■ PROBLEM TO SOLVE: The expected output is the complete listing, copied exactly.

■ GIVEN DATA:
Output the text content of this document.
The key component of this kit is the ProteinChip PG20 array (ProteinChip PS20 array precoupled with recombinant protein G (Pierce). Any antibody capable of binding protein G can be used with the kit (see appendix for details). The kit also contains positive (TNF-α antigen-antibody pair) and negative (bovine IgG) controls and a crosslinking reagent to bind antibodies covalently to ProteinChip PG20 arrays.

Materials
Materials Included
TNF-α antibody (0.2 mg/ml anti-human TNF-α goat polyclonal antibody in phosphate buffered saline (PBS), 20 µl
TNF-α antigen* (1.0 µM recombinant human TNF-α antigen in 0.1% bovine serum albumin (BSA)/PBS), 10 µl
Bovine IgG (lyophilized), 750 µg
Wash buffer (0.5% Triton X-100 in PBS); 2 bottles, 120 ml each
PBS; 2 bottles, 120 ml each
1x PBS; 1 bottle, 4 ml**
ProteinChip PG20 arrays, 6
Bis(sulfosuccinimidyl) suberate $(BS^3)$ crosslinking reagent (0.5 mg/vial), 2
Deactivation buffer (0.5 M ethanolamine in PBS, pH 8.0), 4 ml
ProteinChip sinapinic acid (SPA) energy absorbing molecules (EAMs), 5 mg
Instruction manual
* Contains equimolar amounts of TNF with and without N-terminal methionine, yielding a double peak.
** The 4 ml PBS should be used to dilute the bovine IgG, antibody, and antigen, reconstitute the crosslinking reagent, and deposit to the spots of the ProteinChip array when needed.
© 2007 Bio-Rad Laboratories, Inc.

■ TASK ANSWER:
Output the text content of this document.
The key component of this kit is the ProteinChip PG20 array (ProteinChip PS20 array precoupled with recombinant protein G (Pierce). Any antibody capable of binding protein G can be used with the kit (see appendix for details). The kit also contains positive (TNF-α antigen-antibody pair) and negative (bovine IgG) controls and a crosslinking reagent to bind antibodies covalently to ProteinChip PG20 arrays.

Materials
Materials Included
TNF-α antibody (0.2 mg/ml anti-human TNF-α goat polyclonal antibody in phosphate buffered saline (PBS), 20 µl
TNF-α antigen* (1.0 µM recombinant human TNF-α antigen in 0.1% bovine serum albumin (BSA)/PBS), 10 µl
Bovine IgG (lyophilized), 750 µg
Wash buffer (0.5% Triton X-100 in PBS); 2 bottles, 120 ml each
PBS; 2 bottles, 120 ml each
1x PBS; 1 bottle, 4 ml**
ProteinChip PG20 arrays, 6
Bis(sulfosuccinimidyl) suberate $(BS^3)$ crosslinking reagent (0.5 mg/vial), 2
Deactivation buffer (0.5 M ethanolamine in PBS, pH 8.0), 4 ml
ProteinChip sinapinic acid (SPA) energy absorbing molecules (EAMs), 5 mg
Instruction manual
* Contains equimolar amounts of TNF with and without N-terminal methionine, yielding a double peak.
** The 4 ml PBS should be used to dilute the bovine IgG, antibody, and antigen, reconstitute the crosslinking reagent, and deposit to the spots of the ProteinChip array when needed.
© 2007 Bio-Rad Laboratories, Inc.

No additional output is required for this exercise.